[Records about charts and figures]
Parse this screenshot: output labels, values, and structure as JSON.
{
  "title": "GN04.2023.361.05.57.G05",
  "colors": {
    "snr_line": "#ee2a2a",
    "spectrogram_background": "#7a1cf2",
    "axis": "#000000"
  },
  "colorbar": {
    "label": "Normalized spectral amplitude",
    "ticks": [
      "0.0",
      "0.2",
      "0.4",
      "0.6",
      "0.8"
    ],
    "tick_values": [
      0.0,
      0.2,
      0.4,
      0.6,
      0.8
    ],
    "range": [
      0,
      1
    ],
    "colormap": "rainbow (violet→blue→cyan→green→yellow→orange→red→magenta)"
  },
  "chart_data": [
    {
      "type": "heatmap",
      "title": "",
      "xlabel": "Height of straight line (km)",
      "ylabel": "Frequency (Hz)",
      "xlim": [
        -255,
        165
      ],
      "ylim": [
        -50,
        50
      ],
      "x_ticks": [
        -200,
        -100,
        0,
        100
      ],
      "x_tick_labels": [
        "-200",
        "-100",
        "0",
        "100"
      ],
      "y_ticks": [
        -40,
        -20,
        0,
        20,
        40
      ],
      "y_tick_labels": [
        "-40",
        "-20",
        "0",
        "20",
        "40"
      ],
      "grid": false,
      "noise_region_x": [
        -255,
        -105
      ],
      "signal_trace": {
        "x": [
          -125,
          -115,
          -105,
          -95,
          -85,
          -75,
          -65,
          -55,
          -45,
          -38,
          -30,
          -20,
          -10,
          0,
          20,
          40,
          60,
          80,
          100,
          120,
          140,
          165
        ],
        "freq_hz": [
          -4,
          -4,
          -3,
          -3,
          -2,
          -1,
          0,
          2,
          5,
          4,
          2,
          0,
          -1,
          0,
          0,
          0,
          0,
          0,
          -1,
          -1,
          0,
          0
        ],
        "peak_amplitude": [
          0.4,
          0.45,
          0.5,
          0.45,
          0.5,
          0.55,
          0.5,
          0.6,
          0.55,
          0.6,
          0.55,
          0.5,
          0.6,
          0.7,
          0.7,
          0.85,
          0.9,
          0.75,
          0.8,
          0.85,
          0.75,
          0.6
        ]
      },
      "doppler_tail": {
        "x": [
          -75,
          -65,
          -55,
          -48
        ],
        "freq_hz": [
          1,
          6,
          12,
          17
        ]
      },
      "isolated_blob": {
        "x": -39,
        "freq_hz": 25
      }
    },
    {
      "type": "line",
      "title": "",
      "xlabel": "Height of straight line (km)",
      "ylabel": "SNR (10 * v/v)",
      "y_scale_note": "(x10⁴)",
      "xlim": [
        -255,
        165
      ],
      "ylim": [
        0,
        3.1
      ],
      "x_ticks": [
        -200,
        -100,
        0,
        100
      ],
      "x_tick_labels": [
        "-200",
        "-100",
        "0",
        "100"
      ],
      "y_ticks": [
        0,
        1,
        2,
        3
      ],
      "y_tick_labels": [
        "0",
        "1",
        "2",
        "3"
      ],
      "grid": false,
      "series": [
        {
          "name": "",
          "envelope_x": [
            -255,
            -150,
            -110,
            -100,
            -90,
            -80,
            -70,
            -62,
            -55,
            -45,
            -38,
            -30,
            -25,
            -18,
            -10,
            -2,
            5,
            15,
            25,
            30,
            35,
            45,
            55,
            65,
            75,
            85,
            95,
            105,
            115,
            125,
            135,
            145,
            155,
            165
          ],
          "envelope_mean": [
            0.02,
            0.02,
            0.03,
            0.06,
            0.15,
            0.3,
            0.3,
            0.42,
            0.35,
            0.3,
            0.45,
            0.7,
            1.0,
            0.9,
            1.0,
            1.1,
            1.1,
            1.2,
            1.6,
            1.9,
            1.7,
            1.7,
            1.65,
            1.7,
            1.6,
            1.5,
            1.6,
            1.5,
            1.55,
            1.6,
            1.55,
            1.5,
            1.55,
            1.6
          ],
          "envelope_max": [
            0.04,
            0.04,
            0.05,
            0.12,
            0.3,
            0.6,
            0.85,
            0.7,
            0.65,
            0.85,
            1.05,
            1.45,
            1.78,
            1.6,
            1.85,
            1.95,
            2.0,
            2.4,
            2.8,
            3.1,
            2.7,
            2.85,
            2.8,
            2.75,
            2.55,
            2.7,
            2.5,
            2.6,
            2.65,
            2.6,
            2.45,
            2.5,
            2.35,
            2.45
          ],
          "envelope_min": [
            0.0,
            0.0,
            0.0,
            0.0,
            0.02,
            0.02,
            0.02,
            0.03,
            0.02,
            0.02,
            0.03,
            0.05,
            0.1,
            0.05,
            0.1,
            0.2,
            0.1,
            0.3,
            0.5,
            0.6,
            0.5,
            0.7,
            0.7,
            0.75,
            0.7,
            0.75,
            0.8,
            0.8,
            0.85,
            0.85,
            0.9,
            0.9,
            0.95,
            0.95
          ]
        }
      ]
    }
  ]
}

▶ WHAT IS ASKED
All the data must be duplicated exactly, with nothing added or removed.

▶ SOLUTION TO THIS EXERCISE
Parse this screenshot: output labels, values, and structure as JSON.
{
  "title": "GN04.2023.361.05.57.G05",
  "colors": {
    "snr_line": "#ee2a2a",
    "spectrogram_background": "#7a1cf2",
    "axis": "#000000"
  },
  "colorbar": {
    "label": "Normalized spectral amplitude",
    "ticks": [
      "0.0",
      "0.2",
      "0.4",
      "0.6",
      "0.8"
    ],
    "tick_values": [
      0.0,
      0.2,
      0.4,
      0.6,
      0.8
    ],
    "range": [
      0,
      1
    ],
    "colormap": "rainbow (violet→blue→cyan→green→yellow→orange→red→magenta)"
  },
  "chart_data": [
    {
      "type": "heatmap",
      "title": "",
      "xlabel": "Height of straight line (km)",
      "ylabel": "Frequency (Hz)",
      "xlim": [
        -255,
        165
      ],
      "ylim": [
        -50,
        50
      ],
      "x_ticks": [
        -200,
        -100,
        0,
        100
      ],
      "x_tick_labels": [
        "-200",
        "-100",
        "0",
        "100"
      ],
      "y_ticks": [
        -40,
        -20,
        0,
        20,
        40
      ],
      "y_tick_labels": [
        "-40",
        "-20",
        "0",
        "20",
        "40"
      ],
      "grid": false,
      "noise_region_x": [
        -255,
        -105
      ],
      "signal_trace": {
        "x": [
          -125,
          -115,
          -105,
          -95,
          -85,
          -75,
          -65,
          -55,
          -45,
          -38,
          -30,
          -20,
          -10,
          0,
          20,
          40,
          60,
          80,
          100,
          120,
          140,
          165
        ],
        "freq_hz": [
          -4,
          -4,
          -3,
          -3,
          -2,
          -1,
          0,
          2,
          5,
          4,
          2,
          0,
          -1,
          0,
          0,
          0,
          0,
          0,
          -1,
          -1,
          0,
          0
        ],
        "peak_amplitude": [
          0.4,
          0.45,
          0.5,
          0.45,
          0.5,
          0.55,
          0.5,
          0.6,
          0.55,
          0.6,
          0.55,
          0.5,
          0.6,
          0.7,
          0.7,
          0.85,
          0.9,
          0.75,
          0.8,
          0.85,
          0.75,
          0.6
        ]
      },
      "doppler_tail": {
        "x": [
          -75,
          -65,
          -55,
          -48
        ],
        "freq_hz": [
          1,
          6,
          12,
          17
        ]
      },
      "isolated_blob": {
        "x": -39,
        "freq_hz": 25
      }
    },
    {
      "type": "line",
      "title": "",
      "xlabel": "Height of straight line (km)",
      "ylabel": "SNR (10 * v/v)",
      "y_scale_note": "(x10⁴)",
      "xlim": [
        -255,
        165
      ],
      "ylim": [
        0,
        3.1
      ],
      "x_ticks": [
        -200,
        -100,
        0,
        100
      ],
      "x_tick_labels": [
        "-200",
        "-100",
        "0",
        "100"
      ],
      "y_ticks": [
        0,
        1,
        2,
        3
      ],
      "y_tick_labels": [
        "0",
        "1",
        "2",
        "3"
      ],
      "grid": false,
      "series": [
        {
          "name": "",
          "envelope_x": [
            -255,
            -150,
            -110,
            -100,
            -90,
            -80,
            -70,
            -62,
            -55,
            -45,
            -38,
            -30,
            -25,
            -18,
            -10,
            -2,
            5,
            15,
            25,
            30,
            35,
            45,
            55,
            65,
            75,
            85,
            95,
            105,
            115,
            125,
            135,
            145,
            155,
            165
          ],
          "envelope_mean": [
            0.02,
            0.02,
            0.03,
            0.06,
            0.15,
            0.3,
            0.3,
            0.42,
            0.35,
            0.3,
            0.45,
            0.7,
            1.0,
            0.9,
            1.0,
            1.1,
            1.1,
            1.2,
            1.6,
            1.9,
            1.7,
            1.7,
            1.65,
            1.7,
            1.6,
            1.5,
            1.6,
            1.5,
            1.55,
            1.6,
            1.55,
            1.5,
            1.55,
            1.6
          ],
          "envelope_max": [
            0.04,
            0.04,
            0.05,
            0.12,
            0.3,
            0.6,
            0.85,
            0.7,
            0.65,
            0.85,
            1.05,
            1.45,
            1.78,
            1.6,
            1.85,
            1.95,
            2.0,
            2.4,
            2.8,
            3.1,
            2.7,
            2.85,
            2.8,
            2.75,
            2.55,
            2.7,
            2.5,
            2.6,
            2.65,
            2.6,
            2.45,
            2.5,
            2.35,
            2.45
          ],
          "envelope_min": [
            0.0,
            0.0,
            0.0,
            0.0,
            0.02,
            0.02,
            0.02,
            0.03,
            0.02,
            0.02,
            0.03,
            0.05,
            0.1,
            0.05,
            0.1,
            0.2,
            0.1,
            0.3,
            0.5,
            0.6,
            0.5,
            0.7,
            0.7,
            0.75,
            0.7,
            0.75,
            0.8,
            0.8,
            0.85,
            0.85,
            0.9,
            0.9,
            0.95,
            0.95
          ]
        }
      ]
    }
  ]
}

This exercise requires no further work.